__PROBLEM DETAILS__. Work through the data below line by line and say how many lines hold "kronor"; give only the number.

__STORED DATA__.
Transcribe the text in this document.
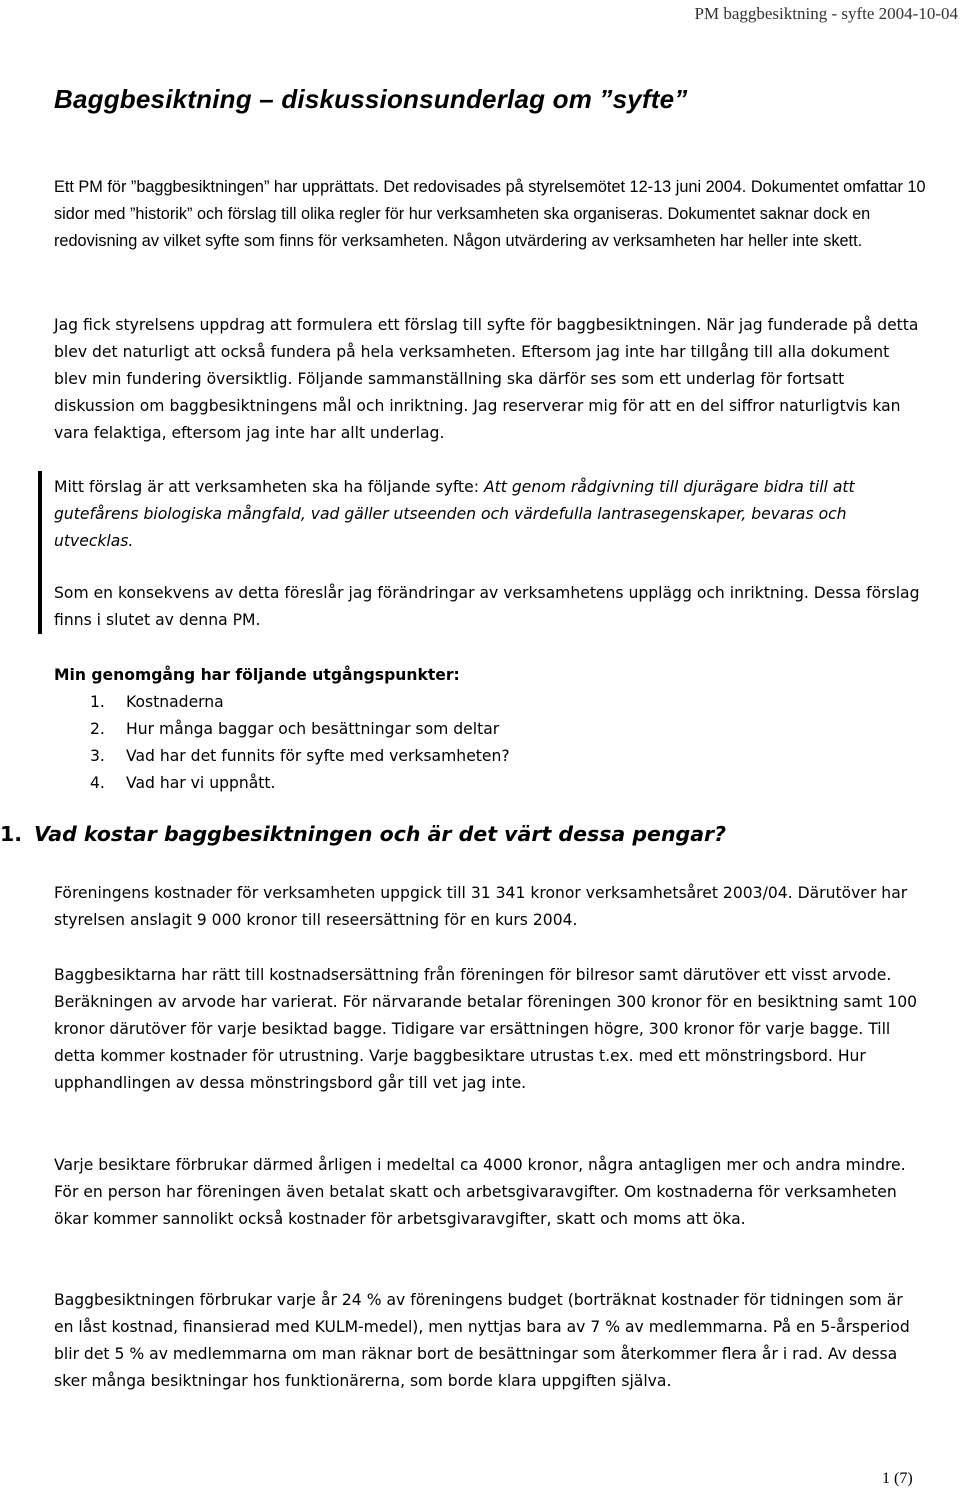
PM baggbesiktning - syfte 2004-10-04
Baggbesiktning – diskussionsunderlag om ”syfte”

Ett PM för ”baggbesiktningen” har upprättats. Det redovisades på styrelsemötet 12-13 juni 2004. Dokumentet omfattar 10 sidor med ”historik” och förslag till olika regler för hur verksamheten ska organiseras. Dokumentet saknar dock en redovisning av vilket syfte som finns för verksamheten. Någon utvärdering av verksamheten har heller inte skett.

Jag fick styrelsens uppdrag att formulera ett förslag till syfte för baggbesiktningen. När jag funderade på detta blev det naturligt att också fundera på hela verksamheten. Eftersom jag inte har tillgång till alla dokument blev min fundering översiktlig. Följande sammanställning ska därför ses som ett underlag för fortsatt diskussion om baggbesiktningens mål och inriktning. Jag reserverar mig för att en del siffror naturligtvis kan vara felaktiga, eftersom jag inte har allt underlag.

Mitt förslag är att verksamheten ska ha följande syfte: Att genom rådgivning till djurägare bidra till att gutefårens biologiska mångfald, vad gäller utseenden och värdefulla lantrasegenskaper, bevaras och utvecklas.

Som en konsekvens av detta föreslår jag förändringar av verksamhetens upplägg och inriktning. Dessa förslag finns i slutet av denna PM.

Min genomgång har följande utgångspunkter:

1. Kostnaderna
2. Hur många baggar och besättningar som deltar
3. Vad har det funnits för syfte med verksamheten?
4. Vad har vi uppnått.
1. Vad kostar baggbesiktningen och är det värt dessa pengar?

Föreningens kostnader för verksamheten uppgick till 31 341 kronor verksamhetsåret 2003/04. Därutöver har styrelsen anslagit 9 000 kronor till reseersättning för en kurs 2004.

Baggbesiktarna har rätt till kostnadsersättning från föreningen för bilresor samt därutöver ett visst arvode. Beräkningen av arvode har varierat. För närvarande betalar föreningen 300 kronor för en besiktning samt 100 kronor därutöver för varje besiktad bagge. Tidigare var ersättningen högre, 300 kronor för varje bagge. Till detta kommer kostnader för utrustning. Varje baggbesiktare utrustas t.ex. med ett mönstringsbord. Hur upphandlingen av dessa mönstringsbord går till vet jag inte.

Varje besiktare förbrukar därmed årligen i medeltal ca 4000 kronor, några antagligen mer och andra mindre. För en person har föreningen även betalat skatt och arbetsgivaravgifter. Om kostnaderna för verksamheten ökar kommer sannolikt också kostnader för arbetsgivaravgifter, skatt och moms att öka.

Baggbesiktningen förbrukar varje år 24 % av föreningens budget (borträknat kostnader för tidningen som är en låst kostnad, finansierad med KULM-medel), men nyttjas bara av 7 % av medlemmarna. På en 5-årsperiod blir det 5 % av medlemmarna om man räknar bort de besättningar som återkommer flera år i rad. Av dessa sker många besiktningar hos funktionärerna, som borde klara uppgiften själva.

1 (7)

__RESULT__. 3